--- START OF SOURCE RECORDS ---

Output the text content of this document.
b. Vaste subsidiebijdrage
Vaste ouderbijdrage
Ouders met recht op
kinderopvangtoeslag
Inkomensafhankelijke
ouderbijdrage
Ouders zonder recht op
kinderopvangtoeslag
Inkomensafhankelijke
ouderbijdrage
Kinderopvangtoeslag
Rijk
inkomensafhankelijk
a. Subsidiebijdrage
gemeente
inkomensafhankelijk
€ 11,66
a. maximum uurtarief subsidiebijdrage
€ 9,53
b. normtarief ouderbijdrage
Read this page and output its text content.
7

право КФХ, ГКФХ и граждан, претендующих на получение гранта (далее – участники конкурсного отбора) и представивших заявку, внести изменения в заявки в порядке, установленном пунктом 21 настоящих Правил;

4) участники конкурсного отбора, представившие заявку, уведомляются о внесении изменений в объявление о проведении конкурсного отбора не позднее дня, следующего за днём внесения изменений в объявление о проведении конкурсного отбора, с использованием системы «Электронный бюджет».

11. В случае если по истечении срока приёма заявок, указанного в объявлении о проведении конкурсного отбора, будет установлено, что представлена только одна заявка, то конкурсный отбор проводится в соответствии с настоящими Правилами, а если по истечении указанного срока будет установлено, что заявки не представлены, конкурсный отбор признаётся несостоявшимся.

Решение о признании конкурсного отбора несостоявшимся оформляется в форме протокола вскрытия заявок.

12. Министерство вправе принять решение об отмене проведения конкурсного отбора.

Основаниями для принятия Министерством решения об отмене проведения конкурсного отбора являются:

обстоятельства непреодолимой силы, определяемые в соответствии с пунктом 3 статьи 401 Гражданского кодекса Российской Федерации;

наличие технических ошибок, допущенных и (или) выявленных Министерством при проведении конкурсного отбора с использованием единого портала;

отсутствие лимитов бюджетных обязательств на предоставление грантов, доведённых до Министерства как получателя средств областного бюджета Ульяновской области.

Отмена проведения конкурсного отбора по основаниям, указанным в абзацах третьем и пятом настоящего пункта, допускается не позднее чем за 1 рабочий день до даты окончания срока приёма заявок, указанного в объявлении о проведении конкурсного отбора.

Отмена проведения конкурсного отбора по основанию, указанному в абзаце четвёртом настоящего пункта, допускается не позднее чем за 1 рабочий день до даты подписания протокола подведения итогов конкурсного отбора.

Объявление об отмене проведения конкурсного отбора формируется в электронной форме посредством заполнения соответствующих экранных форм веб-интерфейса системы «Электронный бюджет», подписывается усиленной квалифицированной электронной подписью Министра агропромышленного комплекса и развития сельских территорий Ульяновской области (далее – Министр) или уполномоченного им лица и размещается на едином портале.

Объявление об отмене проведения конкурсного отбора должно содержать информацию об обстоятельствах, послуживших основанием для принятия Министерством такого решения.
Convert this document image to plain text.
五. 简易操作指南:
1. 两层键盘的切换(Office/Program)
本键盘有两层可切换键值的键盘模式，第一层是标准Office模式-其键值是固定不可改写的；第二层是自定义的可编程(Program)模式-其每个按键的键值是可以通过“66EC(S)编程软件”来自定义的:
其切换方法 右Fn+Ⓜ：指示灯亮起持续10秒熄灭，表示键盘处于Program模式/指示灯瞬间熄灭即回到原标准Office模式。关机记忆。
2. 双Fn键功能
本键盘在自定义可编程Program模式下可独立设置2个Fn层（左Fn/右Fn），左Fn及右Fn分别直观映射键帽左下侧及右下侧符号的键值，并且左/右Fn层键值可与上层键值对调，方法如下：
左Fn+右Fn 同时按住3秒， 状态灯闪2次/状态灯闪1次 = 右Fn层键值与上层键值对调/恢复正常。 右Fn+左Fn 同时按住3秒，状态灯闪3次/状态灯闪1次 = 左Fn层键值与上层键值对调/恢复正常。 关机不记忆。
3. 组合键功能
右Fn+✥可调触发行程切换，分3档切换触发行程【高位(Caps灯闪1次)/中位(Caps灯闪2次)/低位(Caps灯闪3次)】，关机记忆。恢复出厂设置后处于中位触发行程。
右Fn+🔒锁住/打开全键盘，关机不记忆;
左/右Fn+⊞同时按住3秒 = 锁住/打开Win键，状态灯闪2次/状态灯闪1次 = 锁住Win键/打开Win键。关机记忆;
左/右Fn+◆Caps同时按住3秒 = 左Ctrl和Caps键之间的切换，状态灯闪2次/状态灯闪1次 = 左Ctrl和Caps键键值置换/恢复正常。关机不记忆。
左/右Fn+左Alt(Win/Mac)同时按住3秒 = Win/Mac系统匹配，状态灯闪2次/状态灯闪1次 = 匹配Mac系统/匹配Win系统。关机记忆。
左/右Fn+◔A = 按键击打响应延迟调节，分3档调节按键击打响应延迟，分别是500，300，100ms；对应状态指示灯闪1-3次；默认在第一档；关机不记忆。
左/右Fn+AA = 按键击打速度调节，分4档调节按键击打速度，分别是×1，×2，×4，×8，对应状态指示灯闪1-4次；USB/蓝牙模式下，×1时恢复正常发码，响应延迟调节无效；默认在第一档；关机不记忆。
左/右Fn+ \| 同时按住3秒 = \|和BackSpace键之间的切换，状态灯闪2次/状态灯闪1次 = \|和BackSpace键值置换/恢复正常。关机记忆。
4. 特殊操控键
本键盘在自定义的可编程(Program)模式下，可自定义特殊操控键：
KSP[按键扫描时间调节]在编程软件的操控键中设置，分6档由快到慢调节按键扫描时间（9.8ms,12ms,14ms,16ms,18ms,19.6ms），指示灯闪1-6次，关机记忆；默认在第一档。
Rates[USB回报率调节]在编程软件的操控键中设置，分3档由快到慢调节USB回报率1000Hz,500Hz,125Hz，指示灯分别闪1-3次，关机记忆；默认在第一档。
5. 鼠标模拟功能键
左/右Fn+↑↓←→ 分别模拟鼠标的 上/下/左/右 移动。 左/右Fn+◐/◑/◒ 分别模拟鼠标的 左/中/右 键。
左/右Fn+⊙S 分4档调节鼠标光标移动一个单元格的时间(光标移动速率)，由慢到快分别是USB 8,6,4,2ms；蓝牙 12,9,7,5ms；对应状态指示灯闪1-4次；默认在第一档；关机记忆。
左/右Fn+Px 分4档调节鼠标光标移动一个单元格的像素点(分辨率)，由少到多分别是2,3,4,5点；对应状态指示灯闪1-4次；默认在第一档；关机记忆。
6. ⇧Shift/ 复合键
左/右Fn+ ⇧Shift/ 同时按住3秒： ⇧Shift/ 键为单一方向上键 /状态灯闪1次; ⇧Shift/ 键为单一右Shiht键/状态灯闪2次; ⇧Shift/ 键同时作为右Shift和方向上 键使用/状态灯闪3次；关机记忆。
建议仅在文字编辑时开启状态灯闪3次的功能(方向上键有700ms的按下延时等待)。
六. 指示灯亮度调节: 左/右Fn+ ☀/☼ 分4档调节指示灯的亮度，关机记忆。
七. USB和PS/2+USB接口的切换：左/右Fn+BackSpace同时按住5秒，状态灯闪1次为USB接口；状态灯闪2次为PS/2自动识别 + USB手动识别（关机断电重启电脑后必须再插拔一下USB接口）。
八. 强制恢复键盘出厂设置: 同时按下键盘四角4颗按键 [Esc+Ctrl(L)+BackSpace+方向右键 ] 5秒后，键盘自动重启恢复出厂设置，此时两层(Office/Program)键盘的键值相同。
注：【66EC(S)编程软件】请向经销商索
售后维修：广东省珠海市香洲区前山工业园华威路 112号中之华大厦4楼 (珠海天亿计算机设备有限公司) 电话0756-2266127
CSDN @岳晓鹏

--- END OF SOURCE RECORDS ---

WHAT TO WORK ON: All of the records must be retyped exactly as they are.

EXERCISE SOLUTION:
Output the text content of this document.
b. Vaste subsidiebijdrage
Vaste ouderbijdrage
Ouders met recht op
kinderopvangtoeslag
Inkomensafhankelijke
ouderbijdrage
Ouders zonder recht op
kinderopvangtoeslag
Inkomensafhankelijke
ouderbijdrage
Kinderopvangtoeslag
Rijk
inkomensafhankelijk
a. Subsidiebijdrage
gemeente
inkomensafhankelijk
€ 11,66
a. maximum uurtarief subsidiebijdrage
€ 9,53
b. normtarief ouderbijdrage
Read this page and output its text content.
7

право КФХ, ГКФХ и граждан, претендующих на получение гранта (далее – участники конкурсного отбора) и представивших заявку, внести изменения в заявки в порядке, установленном пунктом 21 настоящих Правил;

4) участники конкурсного отбора, представившие заявку, уведомляются о внесении изменений в объявление о проведении конкурсного отбора не позднее дня, следующего за днём внесения изменений в объявление о проведении конкурсного отбора, с использованием системы «Электронный бюджет».

11. В случае если по истечении срока приёма заявок, указанного в объявлении о проведении конкурсного отбора, будет установлено, что представлена только одна заявка, то конкурсный отбор проводится в соответствии с настоящими Правилами, а если по истечении указанного срока будет установлено, что заявки не представлены, конкурсный отбор признаётся несостоявшимся.

Решение о признании конкурсного отбора несостоявшимся оформляется в форме протокола вскрытия заявок.

12. Министерство вправе принять решение об отмене проведения конкурсного отбора.

Основаниями для принятия Министерством решения об отмене проведения конкурсного отбора являются:

обстоятельства непреодолимой силы, определяемые в соответствии с пунктом 3 статьи 401 Гражданского кодекса Российской Федерации;

наличие технических ошибок, допущенных и (или) выявленных Министерством при проведении конкурсного отбора с использованием единого портала;

отсутствие лимитов бюджетных обязательств на предоставление грантов, доведённых до Министерства как получателя средств областного бюджета Ульяновской области.

Отмена проведения конкурсного отбора по основаниям, указанным в абзацах третьем и пятом настоящего пункта, допускается не позднее чем за 1 рабочий день до даты окончания срока приёма заявок, указанного в объявлении о проведении конкурсного отбора.

Отмена проведения конкурсного отбора по основанию, указанному в абзаце четвёртом настоящего пункта, допускается не позднее чем за 1 рабочий день до даты подписания протокола подведения итогов конкурсного отбора.

Объявление об отмене проведения конкурсного отбора формируется в электронной форме посредством заполнения соответствующих экранных форм веб-интерфейса системы «Электронный бюджет», подписывается усиленной квалифицированной электронной подписью Министра агропромышленного комплекса и развития сельских территорий Ульяновской области (далее – Министр) или уполномоченного им лица и размещается на едином портале.

Объявление об отмене проведения конкурсного отбора должно содержать информацию об обстоятельствах, послуживших основанием для принятия Министерством такого решения.
Convert this document image to plain text.
五. 简易操作指南:
1. 两层键盘的切换(Office/Program)
本键盘有两层可切换键值的键盘模式，第一层是标准Office模式-其键值是固定不可改写的；第二层是自定义的可编程(Program)模式-其每个按键的键值是可以通过“66EC(S)编程软件”来自定义的:
其切换方法 右Fn+Ⓜ：指示灯亮起持续10秒熄灭，表示键盘处于Program模式/指示灯瞬间熄灭即回到原标准Office模式。关机记忆。
2. 双Fn键功能
本键盘在自定义可编程Program模式下可独立设置2个Fn层（左Fn/右Fn），左Fn及右Fn分别直观映射键帽左下侧及右下侧符号的键值，并且左/右Fn层键值可与上层键值对调，方法如下：
左Fn+右Fn 同时按住3秒， 状态灯闪2次/状态灯闪1次 = 右Fn层键值与上层键值对调/恢复正常。 右Fn+左Fn 同时按住3秒，状态灯闪3次/状态灯闪1次 = 左Fn层键值与上层键值对调/恢复正常。 关机不记忆。
3. 组合键功能
右Fn+✥可调触发行程切换，分3档切换触发行程【高位(Caps灯闪1次)/中位(Caps灯闪2次)/低位(Caps灯闪3次)】，关机记忆。恢复出厂设置后处于中位触发行程。
右Fn+🔒锁住/打开全键盘，关机不记忆;
左/右Fn+⊞同时按住3秒 = 锁住/打开Win键，状态灯闪2次/状态灯闪1次 = 锁住Win键/打开Win键。关机记忆;
左/右Fn+◆Caps同时按住3秒 = 左Ctrl和Caps键之间的切换，状态灯闪2次/状态灯闪1次 = 左Ctrl和Caps键键值置换/恢复正常。关机不记忆。
左/右Fn+左Alt(Win/Mac)同时按住3秒 = Win/Mac系统匹配，状态灯闪2次/状态灯闪1次 = 匹配Mac系统/匹配Win系统。关机记忆。
左/右Fn+◔A = 按键击打响应延迟调节，分3档调节按键击打响应延迟，分别是500，300，100ms；对应状态指示灯闪1-3次；默认在第一档；关机不记忆。
左/右Fn+AA = 按键击打速度调节，分4档调节按键击打速度，分别是×1，×2，×4，×8，对应状态指示灯闪1-4次；USB/蓝牙模式下，×1时恢复正常发码，响应延迟调节无效；默认在第一档；关机不记忆。
左/右Fn+ \| 同时按住3秒 = \|和BackSpace键之间的切换，状态灯闪2次/状态灯闪1次 = \|和BackSpace键值置换/恢复正常。关机记忆。
4. 特殊操控键
本键盘在自定义的可编程(Program)模式下，可自定义特殊操控键：
KSP[按键扫描时间调节]在编程软件的操控键中设置，分6档由快到慢调节按键扫描时间（9.8ms,12ms,14ms,16ms,18ms,19.6ms），指示灯闪1-6次，关机记忆；默认在第一档。
Rates[USB回报率调节]在编程软件的操控键中设置，分3档由快到慢调节USB回报率1000Hz,500Hz,125Hz，指示灯分别闪1-3次，关机记忆；默认在第一档。
5. 鼠标模拟功能键
左/右Fn+↑↓←→ 分别模拟鼠标的 上/下/左/右 移动。 左/右Fn+◐/◑/◒ 分别模拟鼠标的 左/中/右 键。
左/右Fn+⊙S 分4档调节鼠标光标移动一个单元格的时间(光标移动速率)，由慢到快分别是USB 8,6,4,2ms；蓝牙 12,9,7,5ms；对应状态指示灯闪1-4次；默认在第一档；关机记忆。
左/右Fn+Px 分4档调节鼠标光标移动一个单元格的像素点(分辨率)，由少到多分别是2,3,4,5点；对应状态指示灯闪1-4次；默认在第一档；关机记忆。
6. ⇧Shift/ 复合键
左/右Fn+ ⇧Shift/ 同时按住3秒： ⇧Shift/ 键为单一方向上键 /状态灯闪1次; ⇧Shift/ 键为单一右Shiht键/状态灯闪2次; ⇧Shift/ 键同时作为右Shift和方向上 键使用/状态灯闪3次；关机记忆。
建议仅在文字编辑时开启状态灯闪3次的功能(方向上键有700ms的按下延时等待)。
六. 指示灯亮度调节: 左/右Fn+ ☀/☼ 分4档调节指示灯的亮度，关机记忆。
七. USB和PS/2+USB接口的切换：左/右Fn+BackSpace同时按住5秒，状态灯闪1次为USB接口；状态灯闪2次为PS/2自动识别 + USB手动识别（关机断电重启电脑后必须再插拔一下USB接口）。
八. 强制恢复键盘出厂设置: 同时按下键盘四角4颗按键 [Esc+Ctrl(L)+BackSpace+方向右键 ] 5秒后，键盘自动重启恢复出厂设置，此时两层(Office/Program)键盘的键值相同。
注：【66EC(S)编程软件】请向经销商索
售后维修：广东省珠海市香洲区前山工业园华威路 112号中之华大厦4楼 (珠海天亿计算机设备有限公司) 电话0756-2266127
CSDN @岳晓鹏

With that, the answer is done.